DATA FOR THIS EXERCISE:
[BEGIN]

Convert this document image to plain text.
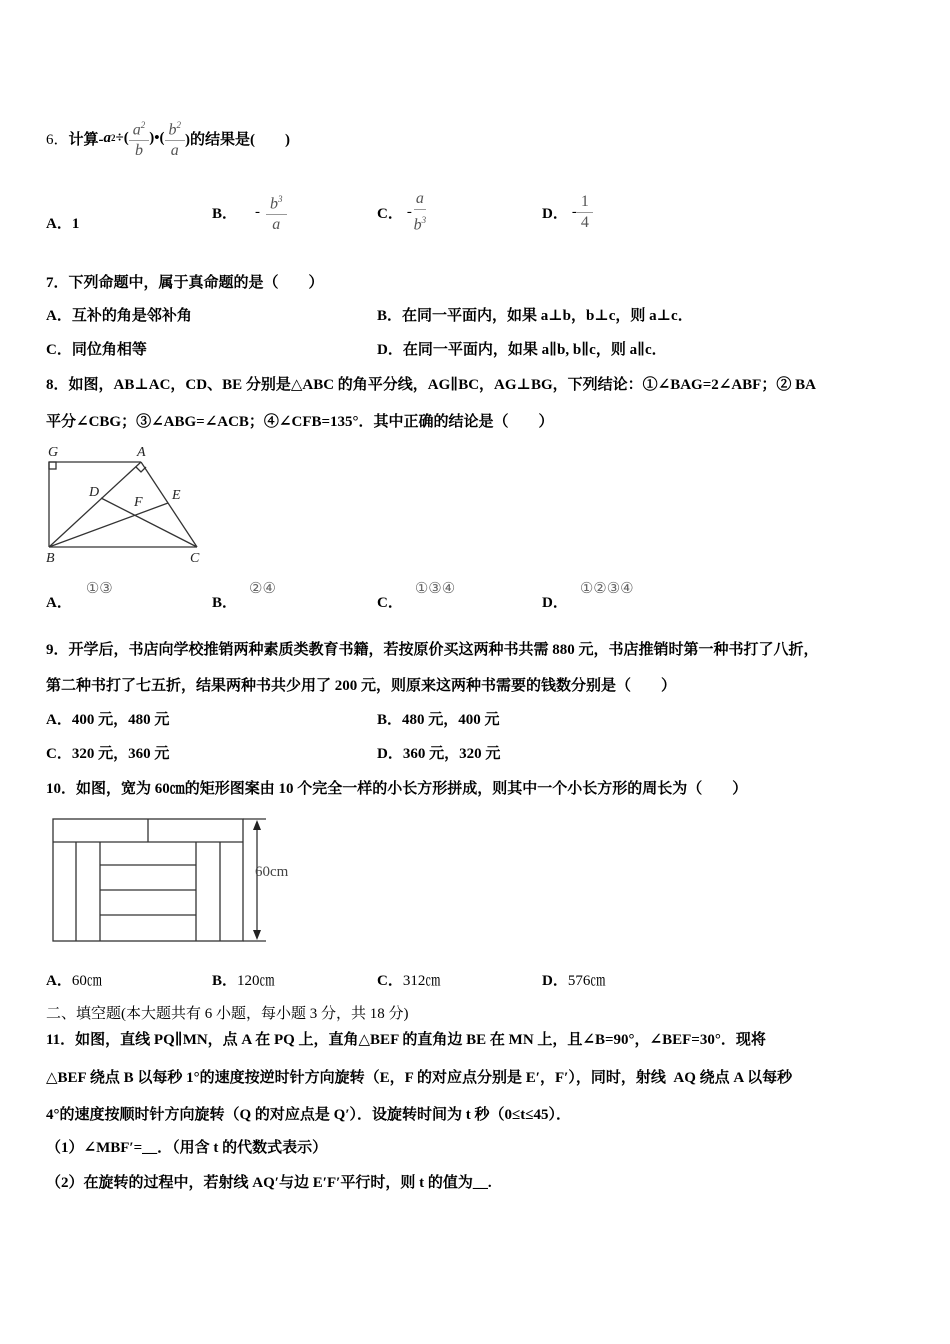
6． 计算- a 2 ÷( $\frac{a^2}{b}$ )•( $\frac{b^2}{a}$ )的结果是(        )
A．1
B． - $\frac{b^3}{a}$	C． - $\frac{a}{b^3}$	D． - $\frac{1}{4}$
7．下列命题中，属于真命题的是（        ）
A．互补的角是邻补角	B．在同一平面内，如果 a⊥b，b⊥c，则 a⊥c．
C．同位角相等	D．在同一平面内，如果 a∥b, b∥c，则 a∥c．
8．如图，AB⊥AC，CD、BE 分别是△ABC 的角平分线，AG∥BC，AG⊥BG，下列结论：①∠BAG=2∠ABF；② BA
平分∠CBG；③∠ABG=∠ACB；④∠CFB=135°．其中正确的结论是（        ）
G	A
D
F E
B	C
A．①③
B．②④
C．①③④
D．①②③④
9．开学后，书店向学校推销两种素质类教育书籍，若按原价买这两种书共需 880 元，书店推销时第一种书打了八折，
第二种书打了七五折，结果两种书共少用了 200 元，则原来这两种书需要的钱数分别是（        ）
A．400 元，480 元	B．480 元，400 元
C．320 元，360 元	D．360 元，320 元
10．如图，宽为 60㎝的矩形图案由 10 个完全一样的小长方形拼成，则其中一个小长方形的周长为（        ）
60cm
A．60㎝	B．120㎝	C．312㎝	D．576㎝
二、填空题(本大题共有 6 小题，每小题 3 分，共 18 分)
11．如图，直线 PQ∥MN，点 A 在 PQ 上，直角△BEF 的直角边 BE 在 MN 上，且∠B=90°，∠BEF=30°．现将
△BEF 绕点 B 以每秒 1°的速度按逆时针方向旋转（E，F 的对应点分别是 E′，F′），同时，射线  AQ 绕点 A 以每秒
4°的速度按顺时针方向旋转（Q 的对应点是 Q′）．设旋转时间为 t 秒（0≤t≤45）．
（1）∠MBF′=__．（用含 t 的代数式表示）
（2）在旋转的过程中，若射线 AQ′与边 E′F′平行时，则 t 的值为__.
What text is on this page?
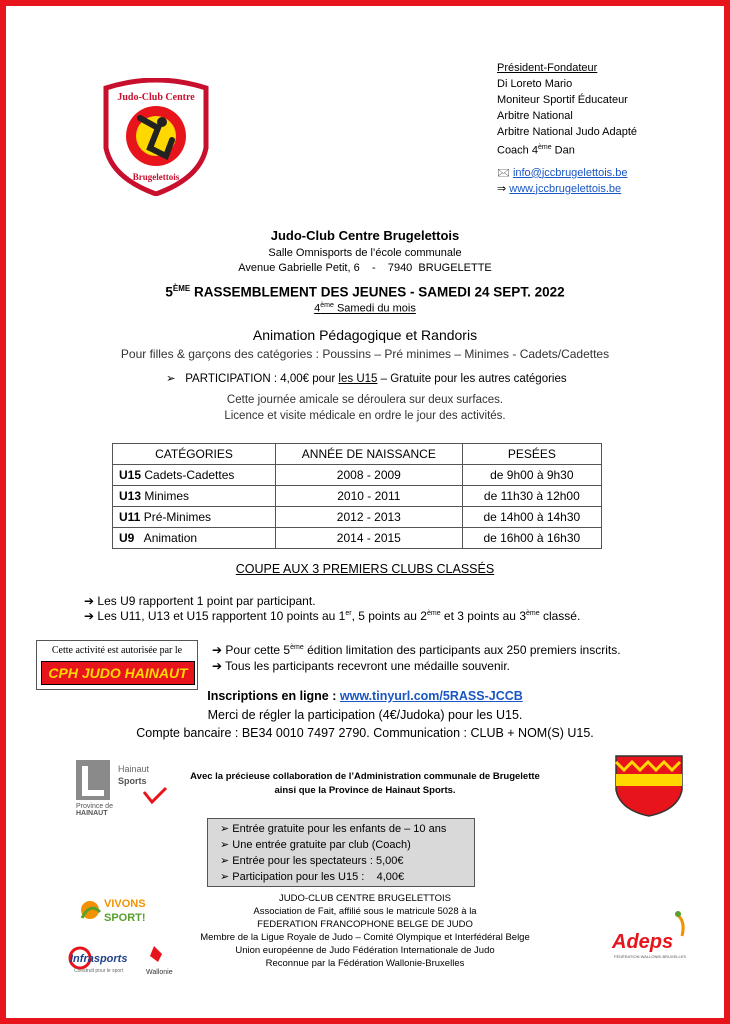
Judo-Club Centre
Brugelettois
Président-Fondateur
Di Loreto Mario
Moniteur Sportif Éducateur
Arbitre National
Arbitre National Judo Adapté
Coach 4ème Dan
🖂 info@jccbrugelettois.be
⇒ www.jccbrugelettois.be
Judo-Club Centre Brugelettois
Salle Omnisports de l’école communale
Avenue Gabrielle Petit, 6    -    7940  BRUGELETTE
5ÈME RASSEMBLEMENT DES JEUNES - SAMEDI 24 SEPT. 2022
4ème Samedi du mois
Animation Pédagogique et Randoris
Pour filles & garçons des catégories : Poussins – Pré minimes – Minimes - Cadets/Cadettes
➢   PARTICIPATION : 4,00€ pour les U15 – Gratuite pour les autres catégories
Cette journée amicale se déroulera sur deux surfaces.
Licence et visite médicale en ordre le jour des activités.
CATÉGORIES	ANNÉE DE NAISSANCE	PESÉES
U15 Cadets-Cadettes	2008 - 2009	de 9h00 à 9h30
U13 Minimes	2010 - 2011	de 11h30 à 12h00
U11 Pré-Minimes	2012 - 2013	de 14h00 à 14h30
U9   Animation	2014 - 2015	de 16h00 à 16h30
COUPE AUX 3 PREMIERS CLUBS CLASSÉS
➔ Les U9 rapportent 1 point par participant.
➔ Les U11, U13 et U15 rapportent 10 points au 1er, 5 points au 2ème et 3 points au 3ème classé.
Cette activité est autorisée par le
CPH JUDO HAINAUT
➔ Pour cette 5ème édition limitation des participants aux 250 premiers inscrits.
➔ Tous les participants recevront une médaille souvenir.
Inscriptions en ligne : www.tinyurl.com/5RASS-JCCB
Merci de régler la participation (4€/Judoka) pour les U15.
Compte bancaire : BE34 0010 7497 2790. Communication : CLUB + NOM(S) U15.
Hainaut
Sports
Province de
HAINAUT
Avec la précieuse collaboration de l’Administration communale de Brugelette
ainsi que la Province de Hainaut Sports.
➢ Entrée gratuite pour les enfants de – 10 ans
➢ Une entrée gratuite par club (Coach)
➢ Entrée pour les spectateurs : 5,00€
➢ Participation pour les U15 :    4,00€
JUDO-CLUB CENTRE BRUGELETTOIS
Association de Fait, affilié sous le matricule 5028 à la
FEDERATION FRANCOPHONE BELGE DE JUDO
Membre de la Ligue Royale de Judo – Comité Olympique et Interfédéral Belge
Union européenne de Judo Fédération Internationale de Judo
Reconnue par la Fédération Wallonie-Bruxelles
VIVONS
SPORT!
Infrasports
Construit pour le sport	Wallonie
Adeps
FÉDÉRATION WALLONIE-BRUXELLES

[END]

YOUR GOAL: Go through the listing above and locate each line that holds the word "frac". Copy those lines.

THE SOLUTION:
6． 计算- a 2 ÷( $\frac{a^2}{b}$ )•( $\frac{b^2}{a}$ )的结果是(        )
B． - $\frac{b^3}{a}$	C． - $\frac{a}{b^3}$	D． - $\frac{1}{4}$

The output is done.